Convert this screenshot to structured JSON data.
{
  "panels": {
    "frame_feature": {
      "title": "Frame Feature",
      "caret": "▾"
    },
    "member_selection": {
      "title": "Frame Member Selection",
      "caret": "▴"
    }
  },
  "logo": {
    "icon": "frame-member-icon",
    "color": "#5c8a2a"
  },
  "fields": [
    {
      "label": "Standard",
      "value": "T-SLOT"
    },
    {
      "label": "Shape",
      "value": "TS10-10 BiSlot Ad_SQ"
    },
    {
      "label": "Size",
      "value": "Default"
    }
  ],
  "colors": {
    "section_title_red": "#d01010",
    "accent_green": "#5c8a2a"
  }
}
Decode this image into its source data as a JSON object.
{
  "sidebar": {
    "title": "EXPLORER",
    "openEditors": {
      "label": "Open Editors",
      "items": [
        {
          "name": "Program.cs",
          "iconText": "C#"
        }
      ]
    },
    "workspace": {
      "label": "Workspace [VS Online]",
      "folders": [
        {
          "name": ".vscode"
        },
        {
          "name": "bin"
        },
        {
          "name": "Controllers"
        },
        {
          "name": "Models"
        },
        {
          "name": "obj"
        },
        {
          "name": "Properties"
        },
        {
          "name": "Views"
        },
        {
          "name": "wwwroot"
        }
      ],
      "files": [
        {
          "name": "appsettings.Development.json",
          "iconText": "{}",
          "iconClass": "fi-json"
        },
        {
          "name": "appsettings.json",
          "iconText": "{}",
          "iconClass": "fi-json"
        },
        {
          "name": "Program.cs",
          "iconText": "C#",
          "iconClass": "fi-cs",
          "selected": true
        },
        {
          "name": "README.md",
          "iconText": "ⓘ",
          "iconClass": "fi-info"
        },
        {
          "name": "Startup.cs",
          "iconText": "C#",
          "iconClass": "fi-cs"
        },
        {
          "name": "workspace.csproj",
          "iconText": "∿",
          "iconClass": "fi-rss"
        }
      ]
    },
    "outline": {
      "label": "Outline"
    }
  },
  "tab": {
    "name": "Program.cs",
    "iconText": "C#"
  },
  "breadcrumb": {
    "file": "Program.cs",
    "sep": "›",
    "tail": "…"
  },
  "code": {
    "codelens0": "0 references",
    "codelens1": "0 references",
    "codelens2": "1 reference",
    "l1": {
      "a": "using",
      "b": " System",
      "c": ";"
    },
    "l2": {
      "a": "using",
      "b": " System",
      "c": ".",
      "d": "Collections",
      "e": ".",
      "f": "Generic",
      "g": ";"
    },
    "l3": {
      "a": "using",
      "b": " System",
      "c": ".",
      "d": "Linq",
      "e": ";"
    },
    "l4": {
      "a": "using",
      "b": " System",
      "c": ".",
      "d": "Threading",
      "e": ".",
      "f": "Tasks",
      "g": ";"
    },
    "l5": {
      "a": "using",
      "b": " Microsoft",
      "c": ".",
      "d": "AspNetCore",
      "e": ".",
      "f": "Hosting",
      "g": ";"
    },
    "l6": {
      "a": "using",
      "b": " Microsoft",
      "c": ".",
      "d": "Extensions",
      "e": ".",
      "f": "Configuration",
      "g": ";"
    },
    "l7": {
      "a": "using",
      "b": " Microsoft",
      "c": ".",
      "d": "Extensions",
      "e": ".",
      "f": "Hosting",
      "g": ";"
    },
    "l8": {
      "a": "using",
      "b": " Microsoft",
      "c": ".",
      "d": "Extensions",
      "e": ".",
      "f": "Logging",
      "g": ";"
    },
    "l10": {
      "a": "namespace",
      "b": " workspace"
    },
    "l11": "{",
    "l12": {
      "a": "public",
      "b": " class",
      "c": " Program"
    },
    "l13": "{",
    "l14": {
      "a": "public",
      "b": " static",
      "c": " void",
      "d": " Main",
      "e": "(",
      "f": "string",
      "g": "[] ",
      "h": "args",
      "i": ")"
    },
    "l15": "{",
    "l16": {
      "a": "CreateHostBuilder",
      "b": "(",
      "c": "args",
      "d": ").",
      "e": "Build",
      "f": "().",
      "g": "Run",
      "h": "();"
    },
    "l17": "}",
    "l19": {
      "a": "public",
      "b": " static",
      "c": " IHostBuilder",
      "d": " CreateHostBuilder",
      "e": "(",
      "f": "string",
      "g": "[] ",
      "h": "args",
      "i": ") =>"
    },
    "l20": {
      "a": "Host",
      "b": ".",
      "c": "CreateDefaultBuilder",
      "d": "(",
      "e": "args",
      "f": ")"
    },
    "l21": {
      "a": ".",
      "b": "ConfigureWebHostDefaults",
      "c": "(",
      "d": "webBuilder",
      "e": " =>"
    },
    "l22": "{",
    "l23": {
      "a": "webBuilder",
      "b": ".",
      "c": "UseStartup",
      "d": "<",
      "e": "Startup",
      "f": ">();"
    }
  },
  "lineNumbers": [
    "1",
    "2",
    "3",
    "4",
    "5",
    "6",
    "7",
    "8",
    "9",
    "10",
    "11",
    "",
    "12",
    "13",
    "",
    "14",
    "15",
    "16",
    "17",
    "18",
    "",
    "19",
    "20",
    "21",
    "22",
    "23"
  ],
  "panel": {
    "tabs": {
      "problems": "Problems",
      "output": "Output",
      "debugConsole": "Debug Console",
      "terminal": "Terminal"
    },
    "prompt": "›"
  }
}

++++++

Given task: Looking at the data above, show all lines where the word "value" occurs.

The answer:
      "value": "T-SLOT"
      "value": "TS10-10 BiSlot Ad_SQ"
      "value": "Default"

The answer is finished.